== TASK DIRECTIONS ==
The exercise asks for every line of the data to be reproduced exactly.
*** MATERIAL FOR THIS TASK
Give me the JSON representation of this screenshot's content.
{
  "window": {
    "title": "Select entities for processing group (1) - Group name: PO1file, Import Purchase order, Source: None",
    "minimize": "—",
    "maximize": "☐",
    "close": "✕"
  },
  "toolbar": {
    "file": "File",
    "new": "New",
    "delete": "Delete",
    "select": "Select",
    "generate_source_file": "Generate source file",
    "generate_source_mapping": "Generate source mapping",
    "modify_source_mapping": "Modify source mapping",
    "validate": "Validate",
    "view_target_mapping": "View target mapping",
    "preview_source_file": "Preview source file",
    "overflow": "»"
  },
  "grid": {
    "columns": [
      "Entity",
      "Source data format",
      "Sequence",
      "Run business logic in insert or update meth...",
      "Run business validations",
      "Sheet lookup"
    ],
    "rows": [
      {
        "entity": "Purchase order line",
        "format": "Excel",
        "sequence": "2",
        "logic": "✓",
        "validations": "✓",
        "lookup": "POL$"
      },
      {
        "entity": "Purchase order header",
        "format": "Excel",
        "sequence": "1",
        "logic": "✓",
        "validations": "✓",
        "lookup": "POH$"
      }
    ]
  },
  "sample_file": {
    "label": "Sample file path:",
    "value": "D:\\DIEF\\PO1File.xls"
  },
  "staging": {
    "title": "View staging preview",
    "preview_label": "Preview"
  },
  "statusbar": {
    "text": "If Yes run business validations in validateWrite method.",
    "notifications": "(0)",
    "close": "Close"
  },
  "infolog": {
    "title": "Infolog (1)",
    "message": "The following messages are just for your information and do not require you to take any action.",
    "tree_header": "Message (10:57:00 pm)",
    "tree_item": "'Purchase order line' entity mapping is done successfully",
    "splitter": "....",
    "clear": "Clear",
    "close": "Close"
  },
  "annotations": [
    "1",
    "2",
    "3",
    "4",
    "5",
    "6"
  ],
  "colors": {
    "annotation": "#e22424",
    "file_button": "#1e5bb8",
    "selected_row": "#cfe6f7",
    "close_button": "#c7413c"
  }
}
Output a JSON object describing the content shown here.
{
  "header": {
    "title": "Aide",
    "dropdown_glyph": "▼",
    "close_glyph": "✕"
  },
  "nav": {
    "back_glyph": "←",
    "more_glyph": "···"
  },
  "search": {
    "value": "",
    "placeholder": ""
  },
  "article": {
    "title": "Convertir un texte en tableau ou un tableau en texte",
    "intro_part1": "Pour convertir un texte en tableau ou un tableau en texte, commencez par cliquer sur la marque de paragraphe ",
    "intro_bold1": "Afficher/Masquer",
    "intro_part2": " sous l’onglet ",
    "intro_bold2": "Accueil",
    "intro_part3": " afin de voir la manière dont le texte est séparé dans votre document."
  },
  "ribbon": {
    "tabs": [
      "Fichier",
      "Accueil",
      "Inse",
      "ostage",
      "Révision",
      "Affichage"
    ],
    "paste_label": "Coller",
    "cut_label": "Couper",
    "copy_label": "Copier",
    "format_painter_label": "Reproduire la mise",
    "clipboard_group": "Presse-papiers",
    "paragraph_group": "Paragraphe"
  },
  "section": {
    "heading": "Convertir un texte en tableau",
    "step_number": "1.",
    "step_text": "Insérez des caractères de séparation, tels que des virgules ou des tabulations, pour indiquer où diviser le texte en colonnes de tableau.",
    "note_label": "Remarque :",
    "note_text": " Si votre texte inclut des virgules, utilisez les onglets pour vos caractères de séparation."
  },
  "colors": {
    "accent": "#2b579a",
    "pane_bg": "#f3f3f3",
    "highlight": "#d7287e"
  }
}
******
== COMPLETE ANSWER ==
Give me the JSON representation of this screenshot's content.
{
  "window": {
    "title": "Select entities for processing group (1) - Group name: PO1file, Import Purchase order, Source: None",
    "minimize": "—",
    "maximize": "☐",
    "close": "✕"
  },
  "toolbar": {
    "file": "File",
    "new": "New",
    "delete": "Delete",
    "select": "Select",
    "generate_source_file": "Generate source file",
    "generate_source_mapping": "Generate source mapping",
    "modify_source_mapping": "Modify source mapping",
    "validate": "Validate",
    "view_target_mapping": "View target mapping",
    "preview_source_file": "Preview source file",
    "overflow": "»"
  },
  "grid": {
    "columns": [
      "Entity",
      "Source data format",
      "Sequence",
      "Run business logic in insert or update meth...",
      "Run business validations",
      "Sheet lookup"
    ],
    "rows": [
      {
        "entity": "Purchase order line",
        "format": "Excel",
        "sequence": "2",
        "logic": "✓",
        "validations": "✓",
        "lookup": "POL$"
      },
      {
        "entity": "Purchase order header",
        "format": "Excel",
        "sequence": "1",
        "logic": "✓",
        "validations": "✓",
        "lookup": "POH$"
      }
    ]
  },
  "sample_file": {
    "label": "Sample file path:",
    "value": "D:\\DIEF\\PO1File.xls"
  },
  "staging": {
    "title": "View staging preview",
    "preview_label": "Preview"
  },
  "statusbar": {
    "text": "If Yes run business validations in validateWrite method.",
    "notifications": "(0)",
    "close": "Close"
  },
  "infolog": {
    "title": "Infolog (1)",
    "message": "The following messages are just for your information and do not require you to take any action.",
    "tree_header": "Message (10:57:00 pm)",
    "tree_item": "'Purchase order line' entity mapping is done successfully",
    "splitter": "....",
    "clear": "Clear",
    "close": "Close"
  },
  "annotations": [
    "1",
    "2",
    "3",
    "4",
    "5",
    "6"
  ],
  "colors": {
    "annotation": "#e22424",
    "file_button": "#1e5bb8",
    "selected_row": "#cfe6f7",
    "close_button": "#c7413c"
  }
}
Output a JSON object describing the content shown here.
{
  "header": {
    "title": "Aide",
    "dropdown_glyph": "▼",
    "close_glyph": "✕"
  },
  "nav": {
    "back_glyph": "←",
    "more_glyph": "···"
  },
  "search": {
    "value": "",
    "placeholder": ""
  },
  "article": {
    "title": "Convertir un texte en tableau ou un tableau en texte",
    "intro_part1": "Pour convertir un texte en tableau ou un tableau en texte, commencez par cliquer sur la marque de paragraphe ",
    "intro_bold1": "Afficher/Masquer",
    "intro_part2": " sous l’onglet ",
    "intro_bold2": "Accueil",
    "intro_part3": " afin de voir la manière dont le texte est séparé dans votre document."
  },
  "ribbon": {
    "tabs": [
      "Fichier",
      "Accueil",
      "Inse",
      "ostage",
      "Révision",
      "Affichage"
    ],
    "paste_label": "Coller",
    "cut_label": "Couper",
    "copy_label": "Copier",
    "format_painter_label": "Reproduire la mise",
    "clipboard_group": "Presse-papiers",
    "paragraph_group": "Paragraphe"
  },
  "section": {
    "heading": "Convertir un texte en tableau",
    "step_number": "1.",
    "step_text": "Insérez des caractères de séparation, tels que des virgules ou des tabulations, pour indiquer où diviser le texte en colonnes de tableau.",
    "note_label": "Remarque :",
    "note_text": " Si votre texte inclut des virgules, utilisez les onglets pour vos caractères de séparation."
  },
  "colors": {
    "accent": "#2b579a",
    "pane_bg": "#f3f3f3",
    "highlight": "#d7287e"
  }
}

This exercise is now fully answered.